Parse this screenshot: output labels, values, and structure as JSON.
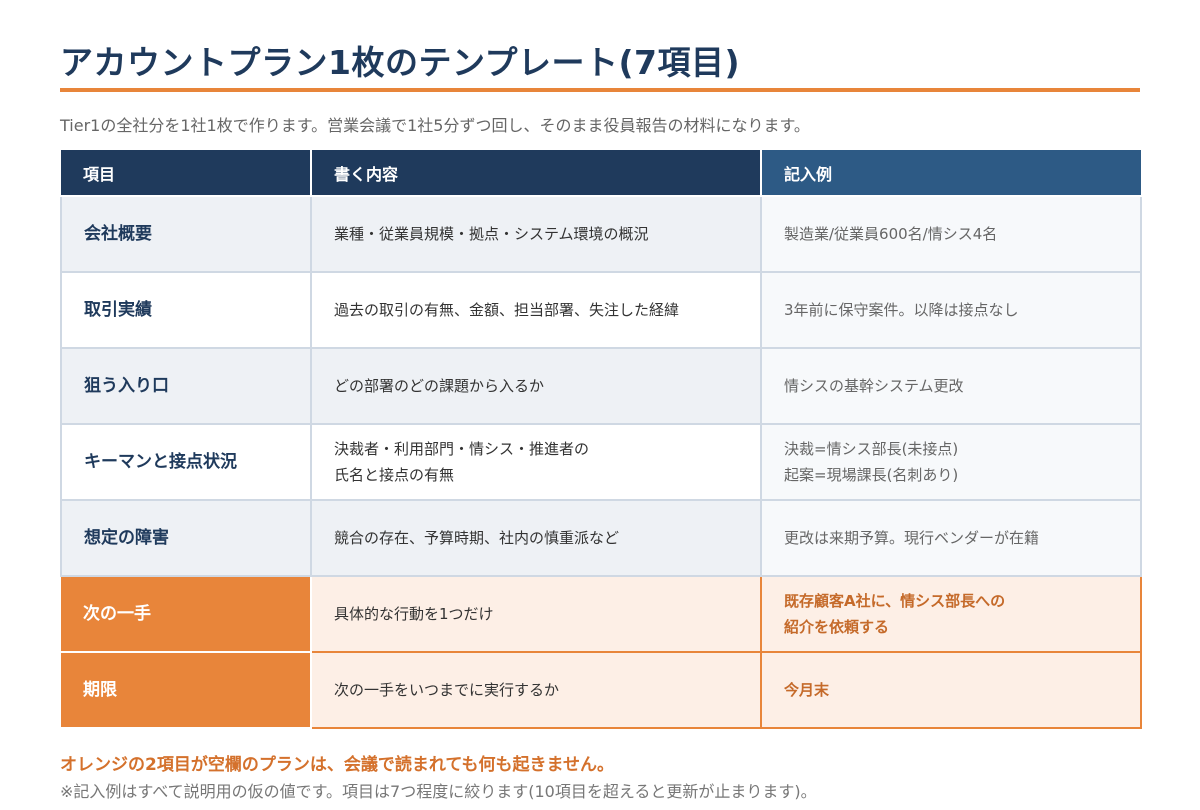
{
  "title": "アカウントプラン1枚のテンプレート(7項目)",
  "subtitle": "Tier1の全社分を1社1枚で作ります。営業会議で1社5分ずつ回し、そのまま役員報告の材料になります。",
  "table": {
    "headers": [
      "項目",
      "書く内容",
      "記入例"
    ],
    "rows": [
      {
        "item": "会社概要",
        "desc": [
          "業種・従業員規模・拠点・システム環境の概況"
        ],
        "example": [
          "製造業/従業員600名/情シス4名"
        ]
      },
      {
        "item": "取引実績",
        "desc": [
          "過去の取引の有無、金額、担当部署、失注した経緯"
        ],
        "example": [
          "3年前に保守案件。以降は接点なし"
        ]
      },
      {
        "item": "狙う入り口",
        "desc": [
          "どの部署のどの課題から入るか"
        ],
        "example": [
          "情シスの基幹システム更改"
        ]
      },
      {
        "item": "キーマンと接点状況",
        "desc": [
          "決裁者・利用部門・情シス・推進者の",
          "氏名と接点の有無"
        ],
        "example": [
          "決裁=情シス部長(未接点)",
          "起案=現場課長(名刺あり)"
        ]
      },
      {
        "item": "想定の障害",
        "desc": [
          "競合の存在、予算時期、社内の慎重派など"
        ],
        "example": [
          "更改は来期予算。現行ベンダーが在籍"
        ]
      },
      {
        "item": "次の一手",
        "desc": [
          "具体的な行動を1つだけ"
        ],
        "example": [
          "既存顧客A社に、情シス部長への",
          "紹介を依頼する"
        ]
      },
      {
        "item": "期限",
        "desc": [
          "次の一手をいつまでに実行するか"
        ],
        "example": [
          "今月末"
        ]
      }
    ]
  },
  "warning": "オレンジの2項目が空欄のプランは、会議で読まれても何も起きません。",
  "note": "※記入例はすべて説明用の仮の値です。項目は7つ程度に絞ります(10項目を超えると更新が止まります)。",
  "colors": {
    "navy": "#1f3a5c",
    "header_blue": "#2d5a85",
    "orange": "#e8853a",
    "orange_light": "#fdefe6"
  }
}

--------

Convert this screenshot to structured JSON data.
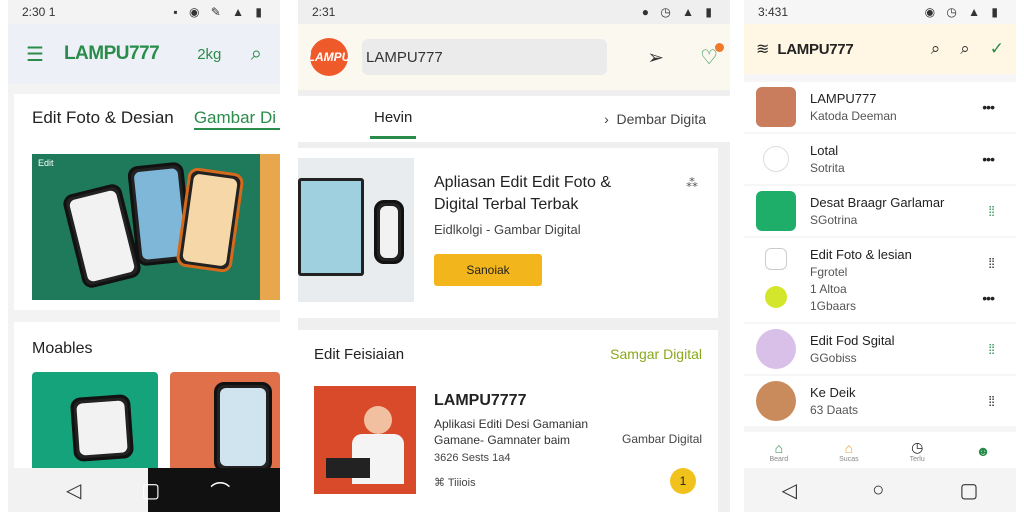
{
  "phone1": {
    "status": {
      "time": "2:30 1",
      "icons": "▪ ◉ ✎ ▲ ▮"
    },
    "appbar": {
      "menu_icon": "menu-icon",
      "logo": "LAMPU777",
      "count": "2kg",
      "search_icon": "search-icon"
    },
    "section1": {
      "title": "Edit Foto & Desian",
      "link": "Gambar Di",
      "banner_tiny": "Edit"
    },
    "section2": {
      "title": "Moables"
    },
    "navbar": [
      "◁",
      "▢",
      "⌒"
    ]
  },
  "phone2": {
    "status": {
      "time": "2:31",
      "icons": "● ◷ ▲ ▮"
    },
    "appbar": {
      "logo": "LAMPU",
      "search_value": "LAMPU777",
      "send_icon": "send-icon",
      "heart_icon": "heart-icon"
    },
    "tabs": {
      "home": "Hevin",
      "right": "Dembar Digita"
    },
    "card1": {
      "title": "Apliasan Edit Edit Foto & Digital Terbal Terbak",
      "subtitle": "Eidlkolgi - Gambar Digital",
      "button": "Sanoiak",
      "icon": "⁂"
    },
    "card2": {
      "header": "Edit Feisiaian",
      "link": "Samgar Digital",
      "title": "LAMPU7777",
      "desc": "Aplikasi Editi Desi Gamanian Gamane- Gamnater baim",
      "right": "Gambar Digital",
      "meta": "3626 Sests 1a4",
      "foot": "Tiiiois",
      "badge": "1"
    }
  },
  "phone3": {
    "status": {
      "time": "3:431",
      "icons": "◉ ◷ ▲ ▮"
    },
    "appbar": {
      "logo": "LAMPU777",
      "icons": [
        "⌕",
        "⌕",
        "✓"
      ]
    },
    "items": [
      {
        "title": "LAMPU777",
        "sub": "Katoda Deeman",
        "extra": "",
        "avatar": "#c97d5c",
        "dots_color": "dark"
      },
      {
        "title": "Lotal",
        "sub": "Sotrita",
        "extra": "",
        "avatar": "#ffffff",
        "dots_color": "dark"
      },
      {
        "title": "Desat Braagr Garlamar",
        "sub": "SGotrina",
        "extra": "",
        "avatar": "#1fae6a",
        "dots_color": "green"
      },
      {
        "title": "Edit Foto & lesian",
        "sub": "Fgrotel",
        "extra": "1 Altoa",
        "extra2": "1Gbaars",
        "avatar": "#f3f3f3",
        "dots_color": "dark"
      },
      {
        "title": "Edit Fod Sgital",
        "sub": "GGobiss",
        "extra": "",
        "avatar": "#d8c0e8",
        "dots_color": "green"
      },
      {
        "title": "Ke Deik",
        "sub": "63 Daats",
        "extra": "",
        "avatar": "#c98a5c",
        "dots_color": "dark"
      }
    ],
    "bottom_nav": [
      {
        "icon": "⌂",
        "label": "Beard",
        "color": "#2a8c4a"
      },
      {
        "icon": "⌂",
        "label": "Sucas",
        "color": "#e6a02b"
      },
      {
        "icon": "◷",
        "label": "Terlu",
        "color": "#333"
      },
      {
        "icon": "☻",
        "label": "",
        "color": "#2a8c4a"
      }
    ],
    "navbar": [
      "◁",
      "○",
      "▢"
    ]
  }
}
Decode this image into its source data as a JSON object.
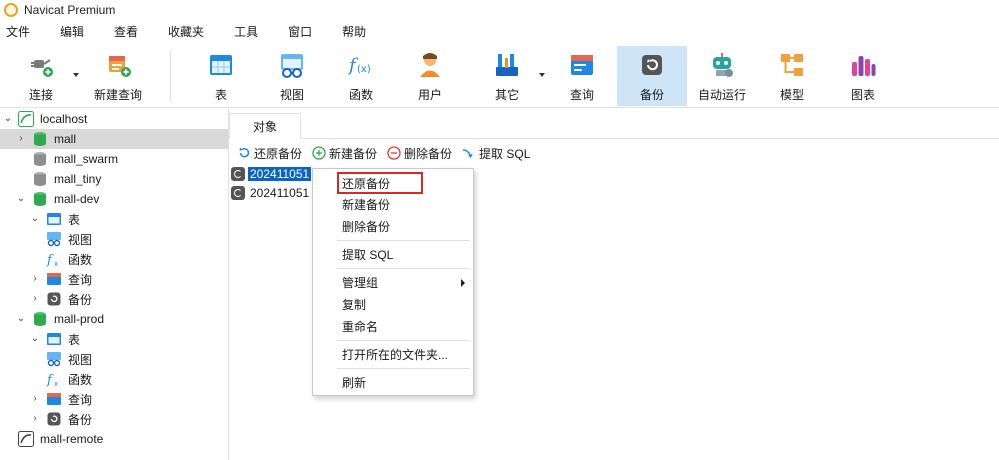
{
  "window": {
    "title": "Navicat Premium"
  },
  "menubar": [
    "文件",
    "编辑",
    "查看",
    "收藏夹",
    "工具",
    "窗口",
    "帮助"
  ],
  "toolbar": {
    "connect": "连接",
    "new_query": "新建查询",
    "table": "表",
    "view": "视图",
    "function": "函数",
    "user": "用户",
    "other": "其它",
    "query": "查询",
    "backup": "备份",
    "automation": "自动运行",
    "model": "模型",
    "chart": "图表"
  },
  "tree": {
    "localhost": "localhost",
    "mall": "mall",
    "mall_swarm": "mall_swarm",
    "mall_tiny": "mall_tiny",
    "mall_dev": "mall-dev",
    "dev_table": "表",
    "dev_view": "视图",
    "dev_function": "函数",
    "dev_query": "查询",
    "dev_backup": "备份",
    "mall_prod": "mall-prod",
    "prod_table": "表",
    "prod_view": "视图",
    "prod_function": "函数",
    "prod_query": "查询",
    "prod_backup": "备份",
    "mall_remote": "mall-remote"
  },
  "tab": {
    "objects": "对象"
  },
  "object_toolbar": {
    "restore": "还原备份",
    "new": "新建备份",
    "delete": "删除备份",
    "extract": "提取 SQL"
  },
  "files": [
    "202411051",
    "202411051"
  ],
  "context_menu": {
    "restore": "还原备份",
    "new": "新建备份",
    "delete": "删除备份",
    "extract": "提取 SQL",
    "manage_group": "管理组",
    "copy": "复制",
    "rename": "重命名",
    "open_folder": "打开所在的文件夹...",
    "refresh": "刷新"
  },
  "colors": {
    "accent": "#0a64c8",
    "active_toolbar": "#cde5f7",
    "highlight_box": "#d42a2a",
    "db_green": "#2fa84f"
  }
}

--------

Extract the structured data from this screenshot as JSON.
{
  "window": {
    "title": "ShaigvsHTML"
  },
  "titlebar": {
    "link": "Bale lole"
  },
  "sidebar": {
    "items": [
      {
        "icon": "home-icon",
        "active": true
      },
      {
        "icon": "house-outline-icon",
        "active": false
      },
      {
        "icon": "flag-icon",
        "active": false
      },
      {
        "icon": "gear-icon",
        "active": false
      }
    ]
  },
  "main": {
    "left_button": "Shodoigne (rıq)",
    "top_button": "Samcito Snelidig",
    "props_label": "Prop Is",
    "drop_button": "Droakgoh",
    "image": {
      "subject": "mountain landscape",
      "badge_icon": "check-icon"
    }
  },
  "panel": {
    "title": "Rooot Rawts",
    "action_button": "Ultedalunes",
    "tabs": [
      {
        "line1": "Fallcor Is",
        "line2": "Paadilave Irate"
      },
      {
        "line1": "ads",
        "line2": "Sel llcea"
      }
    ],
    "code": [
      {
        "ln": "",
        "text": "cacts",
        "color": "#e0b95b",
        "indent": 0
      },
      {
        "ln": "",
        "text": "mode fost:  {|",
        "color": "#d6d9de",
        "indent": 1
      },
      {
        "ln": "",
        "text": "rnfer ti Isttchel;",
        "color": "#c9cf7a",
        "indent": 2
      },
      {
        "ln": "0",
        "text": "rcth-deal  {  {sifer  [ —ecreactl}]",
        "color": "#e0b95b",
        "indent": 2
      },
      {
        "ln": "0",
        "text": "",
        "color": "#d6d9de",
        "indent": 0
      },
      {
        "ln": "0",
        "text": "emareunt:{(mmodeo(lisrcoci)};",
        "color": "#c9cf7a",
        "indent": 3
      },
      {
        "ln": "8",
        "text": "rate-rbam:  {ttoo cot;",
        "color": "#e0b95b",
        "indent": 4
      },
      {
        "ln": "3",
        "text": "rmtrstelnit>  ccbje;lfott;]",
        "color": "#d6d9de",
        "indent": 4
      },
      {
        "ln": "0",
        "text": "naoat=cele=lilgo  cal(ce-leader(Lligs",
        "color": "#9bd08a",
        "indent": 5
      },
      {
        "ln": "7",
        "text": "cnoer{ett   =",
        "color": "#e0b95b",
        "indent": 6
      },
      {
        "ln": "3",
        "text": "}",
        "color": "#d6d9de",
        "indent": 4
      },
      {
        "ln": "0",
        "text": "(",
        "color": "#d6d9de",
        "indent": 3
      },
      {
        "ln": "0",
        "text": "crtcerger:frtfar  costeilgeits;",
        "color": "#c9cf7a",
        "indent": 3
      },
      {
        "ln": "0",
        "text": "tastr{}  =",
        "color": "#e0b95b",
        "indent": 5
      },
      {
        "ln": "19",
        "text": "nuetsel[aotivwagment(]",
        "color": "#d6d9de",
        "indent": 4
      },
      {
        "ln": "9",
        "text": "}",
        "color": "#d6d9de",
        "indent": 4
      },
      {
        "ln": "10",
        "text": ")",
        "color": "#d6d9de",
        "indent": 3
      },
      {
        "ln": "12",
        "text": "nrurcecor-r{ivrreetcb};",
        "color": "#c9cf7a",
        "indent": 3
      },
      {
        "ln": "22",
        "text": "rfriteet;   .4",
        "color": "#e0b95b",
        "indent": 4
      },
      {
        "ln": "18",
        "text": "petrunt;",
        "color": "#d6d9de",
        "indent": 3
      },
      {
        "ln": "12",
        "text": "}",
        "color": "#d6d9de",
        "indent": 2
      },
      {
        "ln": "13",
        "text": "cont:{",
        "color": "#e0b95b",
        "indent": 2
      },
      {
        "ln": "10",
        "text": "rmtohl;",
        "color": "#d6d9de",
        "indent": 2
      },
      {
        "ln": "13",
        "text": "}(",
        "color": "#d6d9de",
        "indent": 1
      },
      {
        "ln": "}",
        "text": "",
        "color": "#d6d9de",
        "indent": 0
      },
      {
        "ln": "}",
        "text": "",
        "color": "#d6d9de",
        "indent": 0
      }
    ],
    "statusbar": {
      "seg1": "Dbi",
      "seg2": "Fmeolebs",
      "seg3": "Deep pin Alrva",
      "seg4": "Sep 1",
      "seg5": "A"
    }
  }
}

--------

Task description:
Which lines contain "Gambar"? Copy each of them out.

Result for this exercise:
      "link": "Gambar Di",
      "subtitle": "Eidlkolgi - Gambar Digital",
      "right": "Gambar Digital",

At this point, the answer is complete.